# Exercise
Output the material below in its entirety, exactly as given.
— start Provided records —
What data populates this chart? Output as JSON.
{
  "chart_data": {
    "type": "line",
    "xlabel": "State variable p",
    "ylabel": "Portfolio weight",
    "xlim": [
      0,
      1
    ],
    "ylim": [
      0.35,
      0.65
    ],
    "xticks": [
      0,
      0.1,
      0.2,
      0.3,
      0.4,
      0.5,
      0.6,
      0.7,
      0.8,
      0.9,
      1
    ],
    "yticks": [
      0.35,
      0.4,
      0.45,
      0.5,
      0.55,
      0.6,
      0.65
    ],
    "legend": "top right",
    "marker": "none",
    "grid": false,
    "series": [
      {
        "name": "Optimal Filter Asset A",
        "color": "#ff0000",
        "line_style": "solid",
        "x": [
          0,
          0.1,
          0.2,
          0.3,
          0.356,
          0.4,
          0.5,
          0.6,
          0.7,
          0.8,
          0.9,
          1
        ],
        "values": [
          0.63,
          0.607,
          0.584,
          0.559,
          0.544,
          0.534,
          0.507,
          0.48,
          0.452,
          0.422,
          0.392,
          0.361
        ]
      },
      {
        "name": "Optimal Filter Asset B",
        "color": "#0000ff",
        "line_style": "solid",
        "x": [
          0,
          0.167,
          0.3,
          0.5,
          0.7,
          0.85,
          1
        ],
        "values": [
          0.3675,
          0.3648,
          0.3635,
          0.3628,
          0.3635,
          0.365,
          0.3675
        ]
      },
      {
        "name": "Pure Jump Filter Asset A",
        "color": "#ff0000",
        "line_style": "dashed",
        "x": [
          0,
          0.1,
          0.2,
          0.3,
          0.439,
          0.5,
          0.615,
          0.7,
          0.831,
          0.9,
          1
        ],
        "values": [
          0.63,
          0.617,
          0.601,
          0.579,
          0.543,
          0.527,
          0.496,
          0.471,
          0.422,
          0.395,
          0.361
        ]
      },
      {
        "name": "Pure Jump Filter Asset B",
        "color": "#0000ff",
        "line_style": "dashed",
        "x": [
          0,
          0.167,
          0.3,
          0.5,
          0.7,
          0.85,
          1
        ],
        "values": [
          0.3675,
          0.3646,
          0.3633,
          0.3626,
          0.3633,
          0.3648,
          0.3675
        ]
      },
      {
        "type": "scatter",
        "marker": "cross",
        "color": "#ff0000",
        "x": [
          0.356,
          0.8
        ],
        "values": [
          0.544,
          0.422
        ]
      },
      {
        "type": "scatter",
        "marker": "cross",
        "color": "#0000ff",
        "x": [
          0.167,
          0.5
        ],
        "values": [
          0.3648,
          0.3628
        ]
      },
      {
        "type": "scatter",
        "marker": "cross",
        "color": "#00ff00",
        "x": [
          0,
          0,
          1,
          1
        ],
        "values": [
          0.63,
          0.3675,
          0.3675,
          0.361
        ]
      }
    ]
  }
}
— end Provided records —
# Finished exercise
What data populates this chart? Output as JSON.
{
  "chart_data": {
    "type": "line",
    "xlabel": "State variable p",
    "ylabel": "Portfolio weight",
    "xlim": [
      0,
      1
    ],
    "ylim": [
      0.35,
      0.65
    ],
    "xticks": [
      0,
      0.1,
      0.2,
      0.3,
      0.4,
      0.5,
      0.6,
      0.7,
      0.8,
      0.9,
      1
    ],
    "yticks": [
      0.35,
      0.4,
      0.45,
      0.5,
      0.55,
      0.6,
      0.65
    ],
    "legend": "top right",
    "marker": "none",
    "grid": false,
    "series": [
      {
        "name": "Optimal Filter Asset A",
        "color": "#ff0000",
        "line_style": "solid",
        "x": [
          0,
          0.1,
          0.2,
          0.3,
          0.356,
          0.4,
          0.5,
          0.6,
          0.7,
          0.8,
          0.9,
          1
        ],
        "values": [
          0.63,
          0.607,
          0.584,
          0.559,
          0.544,
          0.534,
          0.507,
          0.48,
          0.452,
          0.422,
          0.392,
          0.361
        ]
      },
      {
        "name": "Optimal Filter Asset B",
        "color": "#0000ff",
        "line_style": "solid",
        "x": [
          0,
          0.167,
          0.3,
          0.5,
          0.7,
          0.85,
          1
        ],
        "values": [
          0.3675,
          0.3648,
          0.3635,
          0.3628,
          0.3635,
          0.365,
          0.3675
        ]
      },
      {
        "name": "Pure Jump Filter Asset A",
        "color": "#ff0000",
        "line_style": "dashed",
        "x": [
          0,
          0.1,
          0.2,
          0.3,
          0.439,
          0.5,
          0.615,
          0.7,
          0.831,
          0.9,
          1
        ],
        "values": [
          0.63,
          0.617,
          0.601,
          0.579,
          0.543,
          0.527,
          0.496,
          0.471,
          0.422,
          0.395,
          0.361
        ]
      },
      {
        "name": "Pure Jump Filter Asset B",
        "color": "#0000ff",
        "line_style": "dashed",
        "x": [
          0,
          0.167,
          0.3,
          0.5,
          0.7,
          0.85,
          1
        ],
        "values": [
          0.3675,
          0.3646,
          0.3633,
          0.3626,
          0.3633,
          0.3648,
          0.3675
        ]
      },
      {
        "type": "scatter",
        "marker": "cross",
        "color": "#ff0000",
        "x": [
          0.356,
          0.8
        ],
        "values": [
          0.544,
          0.422
        ]
      },
      {
        "type": "scatter",
        "marker": "cross",
        "color": "#0000ff",
        "x": [
          0.167,
          0.5
        ],
        "values": [
          0.3648,
          0.3628
        ]
      },
      {
        "type": "scatter",
        "marker": "cross",
        "color": "#00ff00",
        "x": [
          0,
          0,
          1,
          1
        ],
        "values": [
          0.63,
          0.3675,
          0.3675,
          0.361
        ]
      }
    ]
  }
}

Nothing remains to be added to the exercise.